DATA EXCERPTS =>
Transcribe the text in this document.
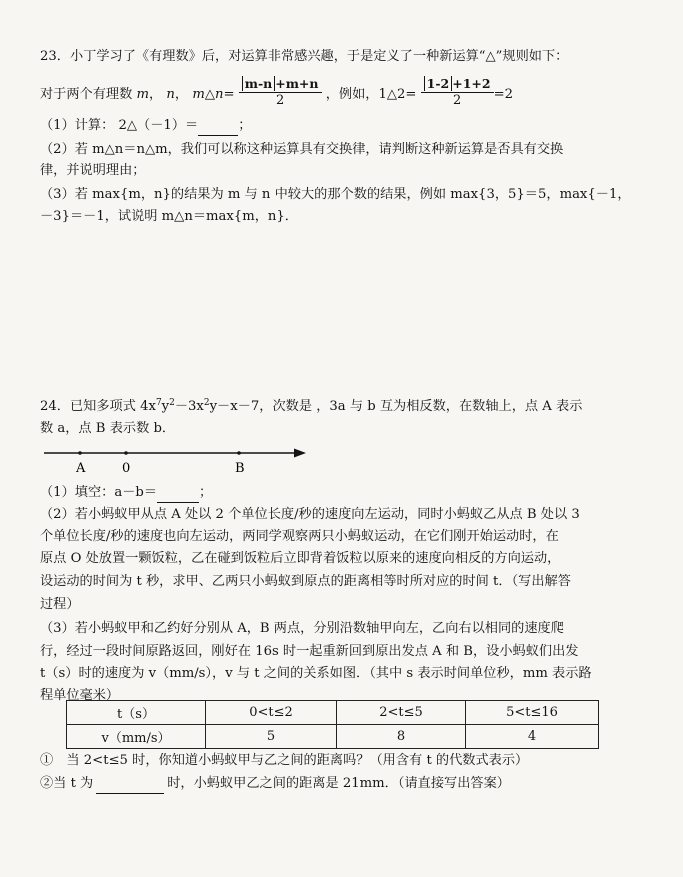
23．小丁学习了《有理数》后，对运算非常感兴趣，于是定义了一种新运算“△”规则如下：
对于两个有理数 m， n， m△n= $\frac{m-n +m+n}{2}$ ，例如，1△2= $\frac{1-2 +1+2}{2} =2$
（1）计算： 2△（－1）＝	；
（2）若 m△n＝n△m，我们可以称这种运算具有交换律，请判断这种新运算是否具有交换
律，并说明理由；
（3）若 max{m，n}的结果为 m 与 n 中较大的那个数的结果，例如 max{3，5}＝5，max{－1，
－3}＝－1，试说明 m△n＝max{m，n}．
24．已知多项式 $4x^7y^2-3x^2y-x-7$，次数是 ，3a 与 b 互为相反数，在数轴上，点 A 表示
数 a，点 B 表示数 b．
A	0	B
（1）填空：a－b＝	；
（2）若小蚂蚁甲从点 A 处以 2 个单位长度/秒的速度向左运动，同时小蚂蚁乙从点 B 处以 3
个单位长度/秒的速度也向左运动，两同学观察两只小蚂蚁运动，在它们刚开始运动时，在
原点 O 处放置一颗饭粒，乙在碰到饭粒后立即背着饭粒以原来的速度向相反的方向运动，
设运动的时间为 t 秒，求甲、乙两只小蚂蚁到原点的距离相等时所对应的时间 t．（写出解答
过程）
（3）若小蚂蚁甲和乙约好分别从 A，B 两点，分别沿数轴甲向左，乙向右以相同的速度爬
行，经过一段时间原路返回，刚好在 16s 时一起重新回到原出发点 A 和 B，设小蚂蚁们出发
t（s）时的速度为 v（mm/s），v 与 t 之间的关系如图．（其中 s 表示时间单位秒，mm 表示路
程单位毫米）
t（s）	0<t≤2	2<t≤5	5<t≤16
v（mm/s）	5	8	4
①　当 2<t≤5 时，你知道小蚂蚁甲与乙之间的距离吗？（用含有 t 的代数式表示）
②当 t 为	时，小蚂蚁甲乙之间的距离是 21mm．（请直接写出答案）
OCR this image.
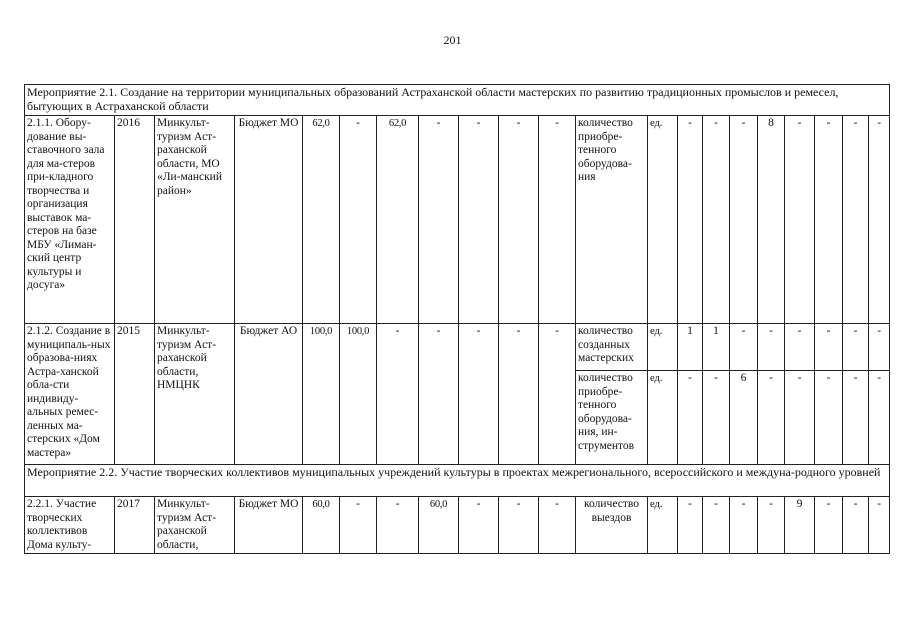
201
Мероприятие 2.1. Создание на территории муниципальных образований Астраханской области мастерских по развитию традиционных промыслов и ремесел, бытующих в Астраханской области																				
2.1.1. Обору-дование вы-ставочного зала для ма-стеров при-кладного творчества и организация выставок ма-стеров на базе МБУ «Лиман-ский центр культуры и досуга»	2016	Минкульт-туризм Аст-раханской области, МО «Ли-манский район»	Бюджет МО	62,0	-	62,0	-	-	-	-	количество приобре-тенного оборудова-ния	ед.	-	-	-	8	-	-	-	-
2.1.2. Создание в муниципаль-ных образова-ниях Астра-ханской обла-сти индивиду-альных ремес-ленных ма-стерских «Дом мастера»	2015	Минкульт-туризм Аст-раханской области, НМЦНК	Бюджет АО	100,0	100,0	-	-	-	-	-	количество созданных мастерских	ед.	1	1	-	-	-	-	-	-
											количество приобре-тенного оборудова-ния, ин-струментов	ед.	-	-	6	-	-	-	-	-
Мероприятие 2.2. Участие творческих коллективов муниципальных учреждений культуры в проектах межрегионального, всероссийского и междуна-родного уровней																				
2.2.1. Участие творческих коллективов Дома культу-	2017	Минкульт-туризм Аст-раханской области,	Бюджет МО	60,0	-	-	60,0	-	-	-	количество выездов	ед.	-	-	-	-	9	-	-	-
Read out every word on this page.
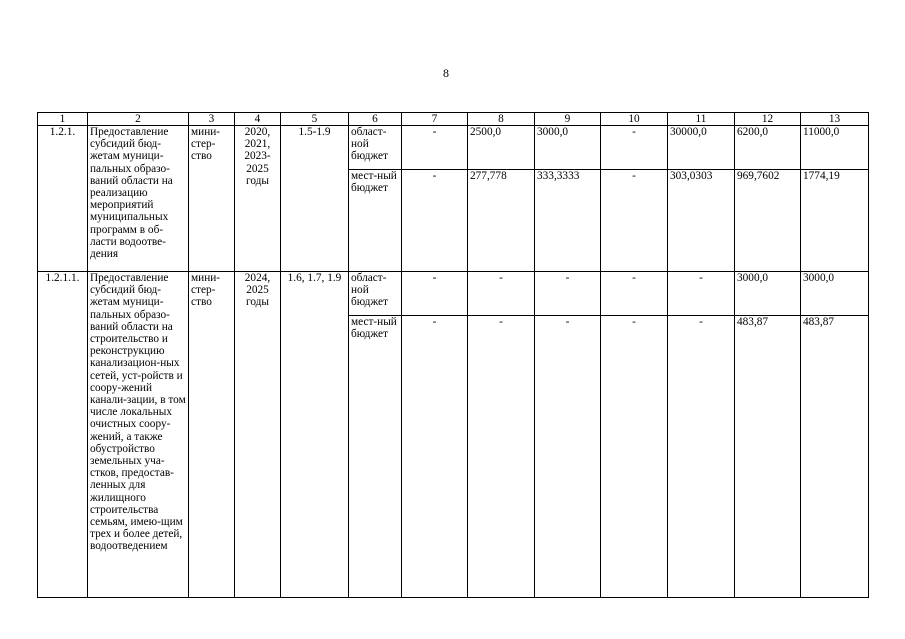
8
1	2	3	4	5	6	7	8	9	10	11	12	13
1.2.1.	Предоставление субсидий бюд-жетам муници-пальных образо-ваний области на реализацию мероприятий муниципальных программ в об-ласти водоотве-дения	мини-стер-ство	2020, 2021, 2023-2025 годы	1.5-1.9	област-ной бюджет	-	2500,0	3000,0	-	30000,0	6200,0	11000,0
					мест-ный бюджет	-	277,778	333,3333	-	303,0303	969,7602	1774,19
1.2.1.1.	Предоставление субсидий бюд-жетам муници-пальных образо-ваний области на строительство и реконструкцию канализацион-ных сетей, уст-ройств и соору-жений канали-зации, в том числе локальных очистных соору-жений, а также обустройство земельных уча-стков, предостав-ленных для жилищного строительства семьям, имею-щим трех и более детей, водоотведением	мини-стер-ство	2024, 2025 годы	1.6, 1.7, 1.9	област-ной бюджет	-	-	-	-	-	3000,0	3000,0
					мест-ный бюджет	-	-	-	-	-	483,87	483,87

EXERCISE INSTRUCTIONS => All the records above need to be given again word for word. Skip the pictures.

OUTPUT BELOW =>
Transcribe the text in this document.
23．小丁学习了《有理数》后，对运算非常感兴趣，于是定义了一种新运算“△”规则如下：
对于两个有理数 m， n， m△n= $\frac{m-n +m+n}{2}$ ，例如，1△2= $\frac{1-2 +1+2}{2} =2$
（1）计算： 2△（－1）＝	；
（2）若 m△n＝n△m，我们可以称这种运算具有交换律，请判断这种新运算是否具有交换
律，并说明理由；
（3）若 max{m，n}的结果为 m 与 n 中较大的那个数的结果，例如 max{3，5}＝5，max{－1，
－3}＝－1，试说明 m△n＝max{m，n}．
24．已知多项式 $4x^7y^2-3x^2y-x-7$，次数是 ，3a 与 b 互为相反数，在数轴上，点 A 表示
数 a，点 B 表示数 b．
A	0	B
（1）填空：a－b＝	；
（2）若小蚂蚁甲从点 A 处以 2 个单位长度/秒的速度向左运动，同时小蚂蚁乙从点 B 处以 3
个单位长度/秒的速度也向左运动，两同学观察两只小蚂蚁运动，在它们刚开始运动时，在
原点 O 处放置一颗饭粒，乙在碰到饭粒后立即背着饭粒以原来的速度向相反的方向运动，
设运动的时间为 t 秒，求甲、乙两只小蚂蚁到原点的距离相等时所对应的时间 t．（写出解答
过程）
（3）若小蚂蚁甲和乙约好分别从 A，B 两点，分别沿数轴甲向左，乙向右以相同的速度爬
行，经过一段时间原路返回，刚好在 16s 时一起重新回到原出发点 A 和 B，设小蚂蚁们出发
t（s）时的速度为 v（mm/s），v 与 t 之间的关系如图．（其中 s 表示时间单位秒，mm 表示路
程单位毫米）
t（s）	0<t≤2	2<t≤5	5<t≤16
v（mm/s）	5	8	4
①　当 2<t≤5 时，你知道小蚂蚁甲与乙之间的距离吗？（用含有 t 的代数式表示）
②当 t 为	时，小蚂蚁甲乙之间的距离是 21mm．（请直接写出答案）
OCR this image.
201
Мероприятие 2.1. Создание на территории муниципальных образований Астраханской области мастерских по развитию традиционных промыслов и ремесел, бытующих в Астраханской области																				
2.1.1. Обору-дование вы-ставочного зала для ма-стеров при-кладного творчества и организация выставок ма-стеров на базе МБУ «Лиман-ский центр культуры и досуга»	2016	Минкульт-туризм Аст-раханской области, МО «Ли-манский район»	Бюджет МО	62,0	-	62,0	-	-	-	-	количество приобре-тенного оборудова-ния	ед.	-	-	-	8	-	-	-	-
2.1.2. Создание в муниципаль-ных образова-ниях Астра-ханской обла-сти индивиду-альных ремес-ленных ма-стерских «Дом мастера»	2015	Минкульт-туризм Аст-раханской области, НМЦНК	Бюджет АО	100,0	100,0	-	-	-	-	-	количество созданных мастерских	ед.	1	1	-	-	-	-	-	-
											количество приобре-тенного оборудова-ния, ин-струментов	ед.	-	-	6	-	-	-	-	-
Мероприятие 2.2. Участие творческих коллективов муниципальных учреждений культуры в проектах межрегионального, всероссийского и междуна-родного уровней																				
2.2.1. Участие творческих коллективов Дома культу-	2017	Минкульт-туризм Аст-раханской области,	Бюджет МО	60,0	-	-	60,0	-	-	-	количество выездов	ед.	-	-	-	-	9	-	-	-
Read out every word on this page.
8
1	2	3	4	5	6	7	8	9	10	11	12	13
1.2.1.	Предоставление субсидий бюд-жетам муници-пальных образо-ваний области на реализацию мероприятий муниципальных программ в об-ласти водоотве-дения	мини-стер-ство	2020, 2021, 2023-2025 годы	1.5-1.9	област-ной бюджет	-	2500,0	3000,0	-	30000,0	6200,0	11000,0
					мест-ный бюджет	-	277,778	333,3333	-	303,0303	969,7602	1774,19
1.2.1.1.	Предоставление субсидий бюд-жетам муници-пальных образо-ваний области на строительство и реконструкцию канализацион-ных сетей, уст-ройств и соору-жений канали-зации, в том числе локальных очистных соору-жений, а также обустройство земельных уча-стков, предостав-ленных для жилищного строительства семьям, имею-щим трех и более детей, водоотведением	мини-стер-ство	2024, 2025 годы	1.6, 1.7, 1.9	област-ной бюджет	-	-	-	-	-	3000,0	3000,0
					мест-ный бюджет	-	-	-	-	-	483,87	483,87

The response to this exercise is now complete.